Records that describe figures
____________________

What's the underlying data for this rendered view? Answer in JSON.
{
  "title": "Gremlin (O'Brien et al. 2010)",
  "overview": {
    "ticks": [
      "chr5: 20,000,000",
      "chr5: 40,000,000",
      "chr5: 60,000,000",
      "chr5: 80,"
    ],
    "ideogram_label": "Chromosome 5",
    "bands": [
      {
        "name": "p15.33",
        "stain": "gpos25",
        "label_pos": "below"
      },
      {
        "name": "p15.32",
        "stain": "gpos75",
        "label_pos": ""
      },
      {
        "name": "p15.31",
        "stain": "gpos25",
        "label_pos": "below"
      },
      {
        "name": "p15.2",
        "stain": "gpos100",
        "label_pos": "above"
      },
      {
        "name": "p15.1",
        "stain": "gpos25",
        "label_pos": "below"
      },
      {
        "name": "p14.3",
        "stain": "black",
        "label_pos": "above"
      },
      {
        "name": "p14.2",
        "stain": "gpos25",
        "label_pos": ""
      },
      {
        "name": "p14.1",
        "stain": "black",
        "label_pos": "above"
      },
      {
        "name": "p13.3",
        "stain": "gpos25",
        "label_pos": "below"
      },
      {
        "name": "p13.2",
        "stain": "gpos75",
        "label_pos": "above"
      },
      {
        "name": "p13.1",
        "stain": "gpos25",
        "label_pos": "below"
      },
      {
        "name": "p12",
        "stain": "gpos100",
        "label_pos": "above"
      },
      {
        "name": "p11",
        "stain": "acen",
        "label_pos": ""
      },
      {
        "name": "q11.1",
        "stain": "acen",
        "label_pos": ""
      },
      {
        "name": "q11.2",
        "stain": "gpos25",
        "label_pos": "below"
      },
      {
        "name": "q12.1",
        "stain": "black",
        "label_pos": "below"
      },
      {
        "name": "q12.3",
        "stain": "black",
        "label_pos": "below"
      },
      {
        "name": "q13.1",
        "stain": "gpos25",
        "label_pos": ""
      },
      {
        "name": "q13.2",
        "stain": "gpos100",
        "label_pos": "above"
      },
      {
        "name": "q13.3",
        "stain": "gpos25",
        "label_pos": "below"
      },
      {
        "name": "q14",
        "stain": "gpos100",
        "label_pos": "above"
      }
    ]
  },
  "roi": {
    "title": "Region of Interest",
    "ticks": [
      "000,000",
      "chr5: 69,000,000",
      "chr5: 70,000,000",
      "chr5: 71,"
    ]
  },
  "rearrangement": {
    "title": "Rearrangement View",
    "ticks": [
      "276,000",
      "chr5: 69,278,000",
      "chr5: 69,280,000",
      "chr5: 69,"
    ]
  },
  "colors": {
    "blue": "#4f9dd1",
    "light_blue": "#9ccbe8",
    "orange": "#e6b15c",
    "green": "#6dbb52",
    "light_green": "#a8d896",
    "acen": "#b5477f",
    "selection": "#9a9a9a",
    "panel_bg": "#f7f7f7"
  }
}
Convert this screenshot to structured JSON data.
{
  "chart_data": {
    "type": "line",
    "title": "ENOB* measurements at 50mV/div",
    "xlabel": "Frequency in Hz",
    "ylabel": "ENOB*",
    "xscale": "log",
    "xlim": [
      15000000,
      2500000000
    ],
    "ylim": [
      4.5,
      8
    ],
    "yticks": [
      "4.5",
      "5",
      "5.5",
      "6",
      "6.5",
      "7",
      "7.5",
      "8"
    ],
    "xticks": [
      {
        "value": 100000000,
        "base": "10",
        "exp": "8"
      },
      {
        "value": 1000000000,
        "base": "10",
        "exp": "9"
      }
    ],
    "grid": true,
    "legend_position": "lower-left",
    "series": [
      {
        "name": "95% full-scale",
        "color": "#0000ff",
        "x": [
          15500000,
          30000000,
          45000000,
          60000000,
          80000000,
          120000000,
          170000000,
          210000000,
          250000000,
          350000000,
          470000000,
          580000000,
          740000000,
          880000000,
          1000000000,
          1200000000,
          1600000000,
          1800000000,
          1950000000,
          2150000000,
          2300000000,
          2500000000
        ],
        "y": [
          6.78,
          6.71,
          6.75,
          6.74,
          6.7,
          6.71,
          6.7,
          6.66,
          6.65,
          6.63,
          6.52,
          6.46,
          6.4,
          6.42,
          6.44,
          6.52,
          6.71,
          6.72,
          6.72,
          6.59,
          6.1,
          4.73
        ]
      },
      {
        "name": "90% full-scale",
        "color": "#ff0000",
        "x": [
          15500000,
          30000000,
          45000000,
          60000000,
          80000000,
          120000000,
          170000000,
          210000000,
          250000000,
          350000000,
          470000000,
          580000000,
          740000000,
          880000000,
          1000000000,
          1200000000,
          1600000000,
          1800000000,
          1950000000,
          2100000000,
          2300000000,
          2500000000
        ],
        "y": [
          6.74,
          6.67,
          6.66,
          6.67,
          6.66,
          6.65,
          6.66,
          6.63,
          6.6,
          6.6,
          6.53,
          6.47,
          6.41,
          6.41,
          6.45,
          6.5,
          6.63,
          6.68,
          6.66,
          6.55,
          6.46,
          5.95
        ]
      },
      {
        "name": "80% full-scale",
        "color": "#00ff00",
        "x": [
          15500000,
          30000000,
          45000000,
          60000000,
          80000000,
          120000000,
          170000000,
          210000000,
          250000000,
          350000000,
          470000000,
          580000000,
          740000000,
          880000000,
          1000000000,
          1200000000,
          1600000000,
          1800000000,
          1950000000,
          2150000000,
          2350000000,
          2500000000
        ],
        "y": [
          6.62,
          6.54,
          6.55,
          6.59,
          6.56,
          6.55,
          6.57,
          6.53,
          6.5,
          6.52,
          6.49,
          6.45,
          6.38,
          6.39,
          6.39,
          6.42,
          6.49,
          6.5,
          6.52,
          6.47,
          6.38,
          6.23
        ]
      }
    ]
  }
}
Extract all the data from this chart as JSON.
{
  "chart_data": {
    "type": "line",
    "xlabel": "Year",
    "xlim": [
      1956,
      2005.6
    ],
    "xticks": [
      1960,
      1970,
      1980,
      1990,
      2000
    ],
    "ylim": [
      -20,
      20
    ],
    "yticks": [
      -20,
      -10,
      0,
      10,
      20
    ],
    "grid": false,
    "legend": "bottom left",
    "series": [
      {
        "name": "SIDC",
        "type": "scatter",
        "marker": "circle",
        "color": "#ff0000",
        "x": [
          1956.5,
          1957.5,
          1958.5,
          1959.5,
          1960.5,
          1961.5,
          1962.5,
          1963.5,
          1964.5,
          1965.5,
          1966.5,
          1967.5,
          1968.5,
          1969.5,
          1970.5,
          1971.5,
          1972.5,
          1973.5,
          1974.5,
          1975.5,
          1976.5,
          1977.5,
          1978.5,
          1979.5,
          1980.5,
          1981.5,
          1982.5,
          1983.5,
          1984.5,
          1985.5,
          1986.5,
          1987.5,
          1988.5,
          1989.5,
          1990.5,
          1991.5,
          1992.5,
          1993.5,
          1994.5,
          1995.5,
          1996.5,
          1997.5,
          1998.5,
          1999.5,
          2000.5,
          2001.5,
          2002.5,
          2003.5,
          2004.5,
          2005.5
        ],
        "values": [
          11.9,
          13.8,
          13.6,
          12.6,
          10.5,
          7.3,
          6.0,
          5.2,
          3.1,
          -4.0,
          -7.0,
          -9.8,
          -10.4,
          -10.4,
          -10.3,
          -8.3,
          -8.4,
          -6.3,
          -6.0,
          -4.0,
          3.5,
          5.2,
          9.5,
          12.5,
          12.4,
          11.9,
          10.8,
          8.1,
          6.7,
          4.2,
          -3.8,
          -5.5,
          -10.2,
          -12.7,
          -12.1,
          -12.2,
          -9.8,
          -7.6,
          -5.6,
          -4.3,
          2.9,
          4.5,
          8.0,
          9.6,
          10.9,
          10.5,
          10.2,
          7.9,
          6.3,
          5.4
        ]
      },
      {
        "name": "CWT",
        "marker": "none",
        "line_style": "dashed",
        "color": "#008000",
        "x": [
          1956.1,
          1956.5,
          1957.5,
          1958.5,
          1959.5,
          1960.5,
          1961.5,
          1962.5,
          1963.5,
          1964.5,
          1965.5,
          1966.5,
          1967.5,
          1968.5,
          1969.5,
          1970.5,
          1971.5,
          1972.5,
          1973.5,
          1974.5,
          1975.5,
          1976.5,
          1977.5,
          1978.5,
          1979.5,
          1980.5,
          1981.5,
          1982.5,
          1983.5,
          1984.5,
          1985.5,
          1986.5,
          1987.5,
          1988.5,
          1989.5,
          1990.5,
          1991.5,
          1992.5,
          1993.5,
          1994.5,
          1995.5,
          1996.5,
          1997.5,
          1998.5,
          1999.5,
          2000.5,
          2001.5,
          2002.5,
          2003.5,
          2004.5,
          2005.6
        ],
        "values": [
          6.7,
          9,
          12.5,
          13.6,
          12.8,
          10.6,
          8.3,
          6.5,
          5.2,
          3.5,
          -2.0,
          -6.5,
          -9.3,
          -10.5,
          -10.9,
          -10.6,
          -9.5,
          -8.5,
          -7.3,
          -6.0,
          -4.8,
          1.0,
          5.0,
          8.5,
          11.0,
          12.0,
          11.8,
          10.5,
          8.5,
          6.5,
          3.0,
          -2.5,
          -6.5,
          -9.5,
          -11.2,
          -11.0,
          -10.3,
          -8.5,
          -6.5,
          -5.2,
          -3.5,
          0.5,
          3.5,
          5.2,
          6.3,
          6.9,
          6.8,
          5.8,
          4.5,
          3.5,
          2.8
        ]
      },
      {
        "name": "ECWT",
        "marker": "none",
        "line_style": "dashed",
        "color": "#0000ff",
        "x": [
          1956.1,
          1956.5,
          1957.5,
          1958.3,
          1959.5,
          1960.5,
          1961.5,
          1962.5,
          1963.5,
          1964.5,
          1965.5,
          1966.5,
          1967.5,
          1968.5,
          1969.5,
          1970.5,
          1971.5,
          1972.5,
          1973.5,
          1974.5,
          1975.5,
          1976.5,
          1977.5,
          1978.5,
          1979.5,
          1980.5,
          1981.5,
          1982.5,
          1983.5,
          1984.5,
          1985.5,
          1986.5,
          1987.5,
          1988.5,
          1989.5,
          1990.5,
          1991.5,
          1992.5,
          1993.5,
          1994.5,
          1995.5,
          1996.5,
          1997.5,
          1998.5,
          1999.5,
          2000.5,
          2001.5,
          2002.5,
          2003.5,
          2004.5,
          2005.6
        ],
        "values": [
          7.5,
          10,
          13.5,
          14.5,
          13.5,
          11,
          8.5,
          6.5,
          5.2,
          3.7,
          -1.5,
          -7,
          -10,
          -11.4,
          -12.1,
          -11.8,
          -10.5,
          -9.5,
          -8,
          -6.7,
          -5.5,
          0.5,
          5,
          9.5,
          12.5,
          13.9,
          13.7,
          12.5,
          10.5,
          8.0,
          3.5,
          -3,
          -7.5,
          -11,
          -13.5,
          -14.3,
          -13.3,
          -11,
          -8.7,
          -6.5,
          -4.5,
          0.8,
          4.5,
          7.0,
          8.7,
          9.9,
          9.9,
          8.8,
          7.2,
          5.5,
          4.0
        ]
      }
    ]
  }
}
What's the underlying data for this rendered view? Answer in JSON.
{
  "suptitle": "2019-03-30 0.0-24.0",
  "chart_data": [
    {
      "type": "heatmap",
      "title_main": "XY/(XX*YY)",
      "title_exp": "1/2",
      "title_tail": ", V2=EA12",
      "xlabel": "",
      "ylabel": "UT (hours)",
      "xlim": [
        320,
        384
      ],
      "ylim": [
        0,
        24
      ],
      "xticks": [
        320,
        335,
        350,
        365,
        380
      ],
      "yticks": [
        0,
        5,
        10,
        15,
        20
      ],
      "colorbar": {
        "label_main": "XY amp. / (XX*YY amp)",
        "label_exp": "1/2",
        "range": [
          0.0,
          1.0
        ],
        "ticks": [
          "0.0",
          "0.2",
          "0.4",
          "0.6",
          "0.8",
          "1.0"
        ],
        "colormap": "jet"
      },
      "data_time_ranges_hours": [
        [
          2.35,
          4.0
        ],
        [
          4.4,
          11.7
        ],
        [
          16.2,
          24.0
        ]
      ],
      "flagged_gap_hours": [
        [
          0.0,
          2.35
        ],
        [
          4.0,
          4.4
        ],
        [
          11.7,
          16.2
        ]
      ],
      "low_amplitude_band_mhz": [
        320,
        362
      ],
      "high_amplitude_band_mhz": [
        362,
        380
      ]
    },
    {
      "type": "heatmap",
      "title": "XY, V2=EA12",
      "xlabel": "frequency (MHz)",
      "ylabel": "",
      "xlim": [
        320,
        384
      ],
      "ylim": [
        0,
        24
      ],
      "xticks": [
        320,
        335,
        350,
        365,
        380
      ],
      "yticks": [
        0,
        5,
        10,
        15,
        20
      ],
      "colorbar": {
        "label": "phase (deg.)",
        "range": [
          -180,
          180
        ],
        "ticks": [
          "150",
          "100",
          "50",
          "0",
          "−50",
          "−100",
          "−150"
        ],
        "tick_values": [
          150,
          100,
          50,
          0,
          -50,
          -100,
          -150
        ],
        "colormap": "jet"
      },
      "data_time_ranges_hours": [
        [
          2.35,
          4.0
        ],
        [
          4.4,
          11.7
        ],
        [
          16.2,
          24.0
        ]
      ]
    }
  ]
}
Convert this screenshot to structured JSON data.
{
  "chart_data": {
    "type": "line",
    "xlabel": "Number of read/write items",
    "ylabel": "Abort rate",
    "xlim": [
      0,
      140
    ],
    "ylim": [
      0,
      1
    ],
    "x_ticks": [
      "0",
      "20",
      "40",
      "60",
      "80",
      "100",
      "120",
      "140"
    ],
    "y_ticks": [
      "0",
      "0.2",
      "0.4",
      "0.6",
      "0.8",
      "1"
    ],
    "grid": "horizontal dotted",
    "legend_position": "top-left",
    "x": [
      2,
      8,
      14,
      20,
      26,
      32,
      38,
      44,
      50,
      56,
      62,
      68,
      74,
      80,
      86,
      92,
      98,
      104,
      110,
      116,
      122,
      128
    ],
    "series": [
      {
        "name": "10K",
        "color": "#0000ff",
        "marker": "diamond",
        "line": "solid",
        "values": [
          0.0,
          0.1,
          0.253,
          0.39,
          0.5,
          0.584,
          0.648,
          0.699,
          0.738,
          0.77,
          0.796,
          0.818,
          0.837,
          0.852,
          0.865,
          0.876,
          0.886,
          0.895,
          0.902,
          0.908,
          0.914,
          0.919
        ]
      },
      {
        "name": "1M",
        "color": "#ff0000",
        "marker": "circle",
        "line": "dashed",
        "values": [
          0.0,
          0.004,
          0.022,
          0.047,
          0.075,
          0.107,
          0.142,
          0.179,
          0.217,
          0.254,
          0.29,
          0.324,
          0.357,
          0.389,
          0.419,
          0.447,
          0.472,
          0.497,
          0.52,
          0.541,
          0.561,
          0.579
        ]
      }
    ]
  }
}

____________________

• Problem to work on
Looking at the listing above, how many of its lines contain the string "ENOB"? Give the number alone.

• Worked answer
2